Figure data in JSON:
— START —

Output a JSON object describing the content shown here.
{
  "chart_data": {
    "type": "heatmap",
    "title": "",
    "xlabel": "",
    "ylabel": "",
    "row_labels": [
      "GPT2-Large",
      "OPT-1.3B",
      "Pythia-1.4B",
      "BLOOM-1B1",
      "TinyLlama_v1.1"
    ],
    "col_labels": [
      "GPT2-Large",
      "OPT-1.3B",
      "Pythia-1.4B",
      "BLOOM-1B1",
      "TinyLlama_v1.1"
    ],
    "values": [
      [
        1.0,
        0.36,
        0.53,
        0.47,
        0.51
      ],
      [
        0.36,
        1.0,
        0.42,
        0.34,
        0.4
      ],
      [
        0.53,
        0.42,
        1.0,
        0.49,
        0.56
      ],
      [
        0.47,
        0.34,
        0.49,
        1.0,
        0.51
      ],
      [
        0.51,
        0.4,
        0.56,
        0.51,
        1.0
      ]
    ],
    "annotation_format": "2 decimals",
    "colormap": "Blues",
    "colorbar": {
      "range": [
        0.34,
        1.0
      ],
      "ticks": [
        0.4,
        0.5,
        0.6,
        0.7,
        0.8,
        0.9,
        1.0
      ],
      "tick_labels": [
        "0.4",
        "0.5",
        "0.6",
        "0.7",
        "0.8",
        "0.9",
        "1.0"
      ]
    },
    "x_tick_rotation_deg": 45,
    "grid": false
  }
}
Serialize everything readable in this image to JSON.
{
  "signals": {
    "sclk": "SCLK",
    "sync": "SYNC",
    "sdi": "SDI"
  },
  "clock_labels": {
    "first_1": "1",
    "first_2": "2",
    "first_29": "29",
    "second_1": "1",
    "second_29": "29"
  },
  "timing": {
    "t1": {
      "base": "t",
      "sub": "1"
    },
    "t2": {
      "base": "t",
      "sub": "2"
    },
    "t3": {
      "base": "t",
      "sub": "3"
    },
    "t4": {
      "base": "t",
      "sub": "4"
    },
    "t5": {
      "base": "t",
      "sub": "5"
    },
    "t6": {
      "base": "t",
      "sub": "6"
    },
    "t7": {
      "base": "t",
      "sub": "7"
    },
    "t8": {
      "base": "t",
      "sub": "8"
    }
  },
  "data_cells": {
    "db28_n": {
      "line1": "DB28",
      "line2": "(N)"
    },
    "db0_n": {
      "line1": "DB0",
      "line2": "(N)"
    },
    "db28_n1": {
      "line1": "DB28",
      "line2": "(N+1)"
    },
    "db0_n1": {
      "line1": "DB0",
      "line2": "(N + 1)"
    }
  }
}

— END —
— START —

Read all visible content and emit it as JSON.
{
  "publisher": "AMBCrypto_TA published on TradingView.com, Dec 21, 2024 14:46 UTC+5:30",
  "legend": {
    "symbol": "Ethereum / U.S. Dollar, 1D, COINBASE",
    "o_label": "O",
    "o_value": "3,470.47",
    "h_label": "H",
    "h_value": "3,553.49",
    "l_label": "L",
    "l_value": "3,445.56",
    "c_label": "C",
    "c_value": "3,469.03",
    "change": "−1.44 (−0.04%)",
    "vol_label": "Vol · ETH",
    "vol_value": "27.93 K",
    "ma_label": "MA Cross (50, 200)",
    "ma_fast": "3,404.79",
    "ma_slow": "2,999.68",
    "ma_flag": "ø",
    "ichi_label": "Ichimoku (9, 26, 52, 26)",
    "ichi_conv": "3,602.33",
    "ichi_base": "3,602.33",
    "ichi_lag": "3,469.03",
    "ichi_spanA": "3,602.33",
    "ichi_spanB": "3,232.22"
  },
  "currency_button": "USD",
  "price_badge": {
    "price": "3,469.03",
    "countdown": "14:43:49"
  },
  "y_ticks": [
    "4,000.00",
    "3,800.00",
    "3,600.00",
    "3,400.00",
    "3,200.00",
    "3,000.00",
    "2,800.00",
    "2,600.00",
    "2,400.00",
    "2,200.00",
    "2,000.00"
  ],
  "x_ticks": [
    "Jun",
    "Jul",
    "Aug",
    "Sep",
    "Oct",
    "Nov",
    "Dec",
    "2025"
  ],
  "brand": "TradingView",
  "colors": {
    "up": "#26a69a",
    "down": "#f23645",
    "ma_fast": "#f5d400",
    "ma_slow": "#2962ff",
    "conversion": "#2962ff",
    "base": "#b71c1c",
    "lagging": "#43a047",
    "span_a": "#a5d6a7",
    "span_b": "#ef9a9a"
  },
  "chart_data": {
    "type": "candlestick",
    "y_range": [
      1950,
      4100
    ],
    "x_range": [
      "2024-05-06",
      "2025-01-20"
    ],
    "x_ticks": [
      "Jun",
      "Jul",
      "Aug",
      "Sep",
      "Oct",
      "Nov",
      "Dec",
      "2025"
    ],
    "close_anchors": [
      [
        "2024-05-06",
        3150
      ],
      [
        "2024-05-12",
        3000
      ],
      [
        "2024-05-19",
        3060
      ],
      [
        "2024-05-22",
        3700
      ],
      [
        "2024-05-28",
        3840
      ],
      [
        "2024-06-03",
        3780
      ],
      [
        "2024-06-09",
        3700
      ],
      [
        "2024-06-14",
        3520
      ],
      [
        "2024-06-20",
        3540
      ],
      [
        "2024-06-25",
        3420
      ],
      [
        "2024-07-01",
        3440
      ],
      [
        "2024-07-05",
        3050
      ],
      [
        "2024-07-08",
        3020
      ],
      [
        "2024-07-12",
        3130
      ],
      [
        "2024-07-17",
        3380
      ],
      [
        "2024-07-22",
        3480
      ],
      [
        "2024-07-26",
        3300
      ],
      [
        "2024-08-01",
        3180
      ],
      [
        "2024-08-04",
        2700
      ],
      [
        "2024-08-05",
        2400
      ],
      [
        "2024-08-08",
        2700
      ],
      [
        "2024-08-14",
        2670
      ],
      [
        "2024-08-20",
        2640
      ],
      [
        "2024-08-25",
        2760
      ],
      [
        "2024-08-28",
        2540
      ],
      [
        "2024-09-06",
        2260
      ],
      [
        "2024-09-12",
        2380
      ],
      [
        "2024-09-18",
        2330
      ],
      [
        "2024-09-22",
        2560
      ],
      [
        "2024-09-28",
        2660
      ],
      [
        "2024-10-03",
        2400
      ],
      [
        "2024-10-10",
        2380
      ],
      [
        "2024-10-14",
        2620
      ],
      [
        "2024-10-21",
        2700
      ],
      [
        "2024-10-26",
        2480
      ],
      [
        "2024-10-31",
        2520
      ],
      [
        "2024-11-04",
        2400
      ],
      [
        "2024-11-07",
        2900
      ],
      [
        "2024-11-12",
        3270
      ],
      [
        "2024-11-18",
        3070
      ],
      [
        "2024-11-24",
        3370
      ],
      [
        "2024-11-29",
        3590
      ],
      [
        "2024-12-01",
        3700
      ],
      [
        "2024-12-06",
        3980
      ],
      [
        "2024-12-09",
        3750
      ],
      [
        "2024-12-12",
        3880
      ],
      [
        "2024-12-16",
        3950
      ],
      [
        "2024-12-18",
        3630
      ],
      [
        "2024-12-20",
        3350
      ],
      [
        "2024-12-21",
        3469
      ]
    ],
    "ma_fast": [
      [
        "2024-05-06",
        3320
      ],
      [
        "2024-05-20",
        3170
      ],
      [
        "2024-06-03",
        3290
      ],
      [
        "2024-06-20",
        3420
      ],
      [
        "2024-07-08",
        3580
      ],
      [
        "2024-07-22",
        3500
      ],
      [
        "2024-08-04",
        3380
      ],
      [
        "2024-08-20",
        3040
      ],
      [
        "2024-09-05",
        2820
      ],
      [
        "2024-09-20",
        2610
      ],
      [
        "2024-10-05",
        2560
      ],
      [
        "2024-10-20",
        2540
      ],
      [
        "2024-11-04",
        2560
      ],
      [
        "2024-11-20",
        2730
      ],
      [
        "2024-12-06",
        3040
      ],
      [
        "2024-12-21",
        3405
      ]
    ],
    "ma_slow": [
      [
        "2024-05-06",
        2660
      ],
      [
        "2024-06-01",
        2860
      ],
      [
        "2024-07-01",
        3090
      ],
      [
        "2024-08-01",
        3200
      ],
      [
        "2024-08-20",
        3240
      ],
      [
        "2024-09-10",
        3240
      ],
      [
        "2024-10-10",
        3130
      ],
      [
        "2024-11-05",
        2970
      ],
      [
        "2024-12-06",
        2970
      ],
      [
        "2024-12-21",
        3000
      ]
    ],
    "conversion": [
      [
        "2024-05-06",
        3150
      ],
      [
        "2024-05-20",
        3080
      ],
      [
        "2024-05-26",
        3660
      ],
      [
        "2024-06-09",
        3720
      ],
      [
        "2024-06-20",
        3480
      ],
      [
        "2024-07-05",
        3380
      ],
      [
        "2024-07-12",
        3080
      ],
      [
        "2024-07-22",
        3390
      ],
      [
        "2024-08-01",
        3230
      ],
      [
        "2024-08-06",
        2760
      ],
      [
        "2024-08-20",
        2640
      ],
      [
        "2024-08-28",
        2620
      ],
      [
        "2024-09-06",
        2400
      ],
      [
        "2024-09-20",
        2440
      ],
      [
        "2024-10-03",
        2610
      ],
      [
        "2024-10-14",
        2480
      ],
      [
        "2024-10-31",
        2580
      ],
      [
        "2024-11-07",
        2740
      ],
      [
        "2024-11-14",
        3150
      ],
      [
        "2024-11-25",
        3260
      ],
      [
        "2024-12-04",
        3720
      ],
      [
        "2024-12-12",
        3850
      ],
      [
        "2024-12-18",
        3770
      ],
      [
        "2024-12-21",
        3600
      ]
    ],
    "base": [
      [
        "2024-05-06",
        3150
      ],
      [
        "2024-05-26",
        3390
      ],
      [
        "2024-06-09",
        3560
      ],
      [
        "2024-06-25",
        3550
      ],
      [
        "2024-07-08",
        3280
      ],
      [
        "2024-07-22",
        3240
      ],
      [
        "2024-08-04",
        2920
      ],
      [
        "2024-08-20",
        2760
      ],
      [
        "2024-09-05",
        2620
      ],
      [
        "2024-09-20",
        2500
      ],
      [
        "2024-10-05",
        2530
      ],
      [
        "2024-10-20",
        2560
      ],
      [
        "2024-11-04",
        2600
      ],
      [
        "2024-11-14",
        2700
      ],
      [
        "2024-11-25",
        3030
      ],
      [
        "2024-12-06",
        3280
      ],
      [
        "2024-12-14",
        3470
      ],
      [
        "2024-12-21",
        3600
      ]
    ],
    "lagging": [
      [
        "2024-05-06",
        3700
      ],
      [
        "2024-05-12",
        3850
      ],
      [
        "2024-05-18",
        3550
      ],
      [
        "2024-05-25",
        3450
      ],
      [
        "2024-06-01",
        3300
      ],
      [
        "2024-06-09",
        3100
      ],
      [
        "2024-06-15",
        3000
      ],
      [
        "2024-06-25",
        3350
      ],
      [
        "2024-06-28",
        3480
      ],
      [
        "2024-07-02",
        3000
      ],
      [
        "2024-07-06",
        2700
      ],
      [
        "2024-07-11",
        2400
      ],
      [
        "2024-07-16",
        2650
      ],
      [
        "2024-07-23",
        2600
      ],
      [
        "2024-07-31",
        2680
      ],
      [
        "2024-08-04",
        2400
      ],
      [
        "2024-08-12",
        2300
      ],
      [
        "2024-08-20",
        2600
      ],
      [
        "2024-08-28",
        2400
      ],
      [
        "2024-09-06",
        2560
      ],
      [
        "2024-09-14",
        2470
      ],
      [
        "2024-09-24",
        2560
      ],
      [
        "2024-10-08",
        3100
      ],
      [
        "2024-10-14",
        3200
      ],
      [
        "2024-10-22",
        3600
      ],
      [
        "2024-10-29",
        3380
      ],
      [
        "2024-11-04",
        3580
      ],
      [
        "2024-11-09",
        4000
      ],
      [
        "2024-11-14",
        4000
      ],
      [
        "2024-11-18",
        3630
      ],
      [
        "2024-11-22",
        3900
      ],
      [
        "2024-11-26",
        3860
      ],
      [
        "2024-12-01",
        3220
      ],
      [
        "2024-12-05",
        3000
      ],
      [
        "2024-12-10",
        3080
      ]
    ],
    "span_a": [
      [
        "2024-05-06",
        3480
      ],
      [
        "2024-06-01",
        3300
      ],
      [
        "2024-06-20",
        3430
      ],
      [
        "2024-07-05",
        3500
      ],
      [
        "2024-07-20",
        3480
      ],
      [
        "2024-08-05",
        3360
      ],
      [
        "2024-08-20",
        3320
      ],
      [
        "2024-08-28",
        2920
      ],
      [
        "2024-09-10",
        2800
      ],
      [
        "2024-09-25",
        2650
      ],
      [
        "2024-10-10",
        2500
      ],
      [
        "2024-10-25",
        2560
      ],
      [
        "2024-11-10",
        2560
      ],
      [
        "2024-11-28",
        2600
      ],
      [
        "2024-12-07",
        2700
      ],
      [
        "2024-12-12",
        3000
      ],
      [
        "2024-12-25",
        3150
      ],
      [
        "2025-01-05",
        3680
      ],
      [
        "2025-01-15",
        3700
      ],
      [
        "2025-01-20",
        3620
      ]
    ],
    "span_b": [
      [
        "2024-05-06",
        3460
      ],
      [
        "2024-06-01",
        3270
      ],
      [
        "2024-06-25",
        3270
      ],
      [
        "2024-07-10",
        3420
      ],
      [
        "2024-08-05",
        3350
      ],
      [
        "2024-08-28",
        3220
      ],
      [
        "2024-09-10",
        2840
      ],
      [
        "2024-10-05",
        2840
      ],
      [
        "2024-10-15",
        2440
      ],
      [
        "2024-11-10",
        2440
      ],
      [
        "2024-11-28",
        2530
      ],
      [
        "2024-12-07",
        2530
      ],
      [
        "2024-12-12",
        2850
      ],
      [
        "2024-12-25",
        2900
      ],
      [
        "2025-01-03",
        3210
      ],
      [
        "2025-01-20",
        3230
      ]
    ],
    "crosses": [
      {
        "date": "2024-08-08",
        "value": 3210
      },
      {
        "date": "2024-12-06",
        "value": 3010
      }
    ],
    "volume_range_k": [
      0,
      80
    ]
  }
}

— END —

▸ **Exercise task**:
A number is the only answer here: how many lines of the material above contain "TradingView"?

▸ **Task answer**:
2